Your instructions: Reproduce every entry exactly, without alteration.

Listing:
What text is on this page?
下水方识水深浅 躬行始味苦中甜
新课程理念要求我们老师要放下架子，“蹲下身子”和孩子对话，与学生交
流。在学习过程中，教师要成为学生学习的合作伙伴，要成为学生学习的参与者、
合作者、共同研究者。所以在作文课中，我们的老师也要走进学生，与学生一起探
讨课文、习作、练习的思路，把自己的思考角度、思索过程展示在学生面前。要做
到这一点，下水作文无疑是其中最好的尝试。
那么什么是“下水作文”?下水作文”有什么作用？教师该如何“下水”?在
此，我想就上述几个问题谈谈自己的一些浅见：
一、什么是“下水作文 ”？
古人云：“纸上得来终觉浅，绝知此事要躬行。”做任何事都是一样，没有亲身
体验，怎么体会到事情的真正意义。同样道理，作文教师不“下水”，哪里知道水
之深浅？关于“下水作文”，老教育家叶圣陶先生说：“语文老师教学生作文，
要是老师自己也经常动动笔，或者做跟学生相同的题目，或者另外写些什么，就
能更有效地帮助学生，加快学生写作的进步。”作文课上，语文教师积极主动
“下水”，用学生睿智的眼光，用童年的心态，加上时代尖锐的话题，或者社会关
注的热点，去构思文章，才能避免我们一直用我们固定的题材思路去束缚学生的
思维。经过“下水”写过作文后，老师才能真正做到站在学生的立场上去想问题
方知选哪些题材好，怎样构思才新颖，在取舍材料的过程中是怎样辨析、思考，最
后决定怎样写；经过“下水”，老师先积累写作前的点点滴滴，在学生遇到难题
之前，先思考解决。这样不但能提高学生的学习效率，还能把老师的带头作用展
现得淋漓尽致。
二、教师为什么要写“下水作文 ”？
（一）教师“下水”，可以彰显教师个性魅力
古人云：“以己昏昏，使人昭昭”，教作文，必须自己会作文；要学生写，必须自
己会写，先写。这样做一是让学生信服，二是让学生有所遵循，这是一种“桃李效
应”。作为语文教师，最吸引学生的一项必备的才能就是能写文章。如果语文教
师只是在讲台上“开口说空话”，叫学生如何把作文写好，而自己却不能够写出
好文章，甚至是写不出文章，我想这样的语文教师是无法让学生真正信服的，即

Answer below:
What text is on this page?
下水方识水深浅 躬行始味苦中甜
新课程理念要求我们老师要放下架子，“蹲下身子”和孩子对话，与学生交
流。在学习过程中，教师要成为学生学习的合作伙伴，要成为学生学习的参与者、
合作者、共同研究者。所以在作文课中，我们的老师也要走进学生，与学生一起探
讨课文、习作、练习的思路，把自己的思考角度、思索过程展示在学生面前。要做
到这一点，下水作文无疑是其中最好的尝试。
那么什么是“下水作文”?下水作文”有什么作用？教师该如何“下水”?在
此，我想就上述几个问题谈谈自己的一些浅见：
一、什么是“下水作文 ”？
古人云：“纸上得来终觉浅，绝知此事要躬行。”做任何事都是一样，没有亲身
体验，怎么体会到事情的真正意义。同样道理，作文教师不“下水”，哪里知道水
之深浅？关于“下水作文”，老教育家叶圣陶先生说：“语文老师教学生作文，
要是老师自己也经常动动笔，或者做跟学生相同的题目，或者另外写些什么，就
能更有效地帮助学生，加快学生写作的进步。”作文课上，语文教师积极主动
“下水”，用学生睿智的眼光，用童年的心态，加上时代尖锐的话题，或者社会关
注的热点，去构思文章，才能避免我们一直用我们固定的题材思路去束缚学生的
思维。经过“下水”写过作文后，老师才能真正做到站在学生的立场上去想问题
方知选哪些题材好，怎样构思才新颖，在取舍材料的过程中是怎样辨析、思考，最
后决定怎样写；经过“下水”，老师先积累写作前的点点滴滴，在学生遇到难题
之前，先思考解决。这样不但能提高学生的学习效率，还能把老师的带头作用展
现得淋漓尽致。
二、教师为什么要写“下水作文 ”？
（一）教师“下水”，可以彰显教师个性魅力
古人云：“以己昏昏，使人昭昭”，教作文，必须自己会作文；要学生写，必须自
己会写，先写。这样做一是让学生信服，二是让学生有所遵循，这是一种“桃李效
应”。作为语文教师，最吸引学生的一项必备的才能就是能写文章。如果语文教
师只是在讲台上“开口说空话”，叫学生如何把作文写好，而自己却不能够写出
好文章，甚至是写不出文章，我想这样的语文教师是无法让学生真正信服的，即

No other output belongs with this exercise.